[Collected data entries]
[BEGIN]

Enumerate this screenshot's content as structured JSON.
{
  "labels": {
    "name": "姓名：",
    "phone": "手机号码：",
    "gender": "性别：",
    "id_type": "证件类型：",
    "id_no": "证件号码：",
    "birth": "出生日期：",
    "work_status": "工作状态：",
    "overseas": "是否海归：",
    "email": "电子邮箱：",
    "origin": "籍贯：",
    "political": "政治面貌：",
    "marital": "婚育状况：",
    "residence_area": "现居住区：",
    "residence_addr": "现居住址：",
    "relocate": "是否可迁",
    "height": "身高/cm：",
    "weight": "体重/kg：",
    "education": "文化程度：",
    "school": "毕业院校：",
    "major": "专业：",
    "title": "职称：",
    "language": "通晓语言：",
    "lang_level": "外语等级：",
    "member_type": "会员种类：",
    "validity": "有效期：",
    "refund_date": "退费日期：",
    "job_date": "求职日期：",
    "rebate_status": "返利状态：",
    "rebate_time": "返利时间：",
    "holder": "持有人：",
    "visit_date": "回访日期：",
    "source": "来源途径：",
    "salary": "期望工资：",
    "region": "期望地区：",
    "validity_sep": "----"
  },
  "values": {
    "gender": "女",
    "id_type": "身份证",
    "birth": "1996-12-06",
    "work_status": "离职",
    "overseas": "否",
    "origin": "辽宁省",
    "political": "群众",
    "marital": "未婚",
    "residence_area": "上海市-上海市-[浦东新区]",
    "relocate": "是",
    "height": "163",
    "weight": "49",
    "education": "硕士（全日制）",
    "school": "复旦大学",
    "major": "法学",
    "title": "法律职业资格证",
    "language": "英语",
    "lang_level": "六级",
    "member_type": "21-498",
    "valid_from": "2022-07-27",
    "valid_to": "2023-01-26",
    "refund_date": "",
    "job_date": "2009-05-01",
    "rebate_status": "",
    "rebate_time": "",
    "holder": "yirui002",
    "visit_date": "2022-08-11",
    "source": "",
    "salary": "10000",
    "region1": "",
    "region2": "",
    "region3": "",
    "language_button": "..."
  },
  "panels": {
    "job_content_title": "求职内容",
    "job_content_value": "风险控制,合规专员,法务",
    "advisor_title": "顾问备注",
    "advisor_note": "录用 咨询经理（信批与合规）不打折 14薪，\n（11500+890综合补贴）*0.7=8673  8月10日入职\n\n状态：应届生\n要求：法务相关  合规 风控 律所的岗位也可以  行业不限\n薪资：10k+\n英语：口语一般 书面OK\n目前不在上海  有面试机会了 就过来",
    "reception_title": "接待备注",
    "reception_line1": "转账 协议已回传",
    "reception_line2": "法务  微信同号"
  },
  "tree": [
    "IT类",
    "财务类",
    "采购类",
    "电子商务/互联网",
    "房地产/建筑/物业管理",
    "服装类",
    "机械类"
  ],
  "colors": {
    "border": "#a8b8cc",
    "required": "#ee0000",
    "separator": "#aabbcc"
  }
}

[END]

● **TASK REQUIREMENTS**
Reproduce the records word for word.

● **FULL RESPONSE**
Enumerate this screenshot's content as structured JSON.
{
  "labels": {
    "name": "姓名：",
    "phone": "手机号码：",
    "gender": "性别：",
    "id_type": "证件类型：",
    "id_no": "证件号码：",
    "birth": "出生日期：",
    "work_status": "工作状态：",
    "overseas": "是否海归：",
    "email": "电子邮箱：",
    "origin": "籍贯：",
    "political": "政治面貌：",
    "marital": "婚育状况：",
    "residence_area": "现居住区：",
    "residence_addr": "现居住址：",
    "relocate": "是否可迁",
    "height": "身高/cm：",
    "weight": "体重/kg：",
    "education": "文化程度：",
    "school": "毕业院校：",
    "major": "专业：",
    "title": "职称：",
    "language": "通晓语言：",
    "lang_level": "外语等级：",
    "member_type": "会员种类：",
    "validity": "有效期：",
    "refund_date": "退费日期：",
    "job_date": "求职日期：",
    "rebate_status": "返利状态：",
    "rebate_time": "返利时间：",
    "holder": "持有人：",
    "visit_date": "回访日期：",
    "source": "来源途径：",
    "salary": "期望工资：",
    "region": "期望地区：",
    "validity_sep": "----"
  },
  "values": {
    "gender": "女",
    "id_type": "身份证",
    "birth": "1996-12-06",
    "work_status": "离职",
    "overseas": "否",
    "origin": "辽宁省",
    "political": "群众",
    "marital": "未婚",
    "residence_area": "上海市-上海市-[浦东新区]",
    "relocate": "是",
    "height": "163",
    "weight": "49",
    "education": "硕士（全日制）",
    "school": "复旦大学",
    "major": "法学",
    "title": "法律职业资格证",
    "language": "英语",
    "lang_level": "六级",
    "member_type": "21-498",
    "valid_from": "2022-07-27",
    "valid_to": "2023-01-26",
    "refund_date": "",
    "job_date": "2009-05-01",
    "rebate_status": "",
    "rebate_time": "",
    "holder": "yirui002",
    "visit_date": "2022-08-11",
    "source": "",
    "salary": "10000",
    "region1": "",
    "region2": "",
    "region3": "",
    "language_button": "..."
  },
  "panels": {
    "job_content_title": "求职内容",
    "job_content_value": "风险控制,合规专员,法务",
    "advisor_title": "顾问备注",
    "advisor_note": "录用 咨询经理（信批与合规）不打折 14薪，\n（11500+890综合补贴）*0.7=8673  8月10日入职\n\n状态：应届生\n要求：法务相关  合规 风控 律所的岗位也可以  行业不限\n薪资：10k+\n英语：口语一般 书面OK\n目前不在上海  有面试机会了 就过来",
    "reception_title": "接待备注",
    "reception_line1": "转账 协议已回传",
    "reception_line2": "法务  微信同号"
  },
  "tree": [
    "IT类",
    "财务类",
    "采购类",
    "电子商务/互联网",
    "房地产/建筑/物业管理",
    "服装类",
    "机械类"
  ],
  "colors": {
    "border": "#a8b8cc",
    "required": "#ee0000",
    "separator": "#aabbcc"
  }
}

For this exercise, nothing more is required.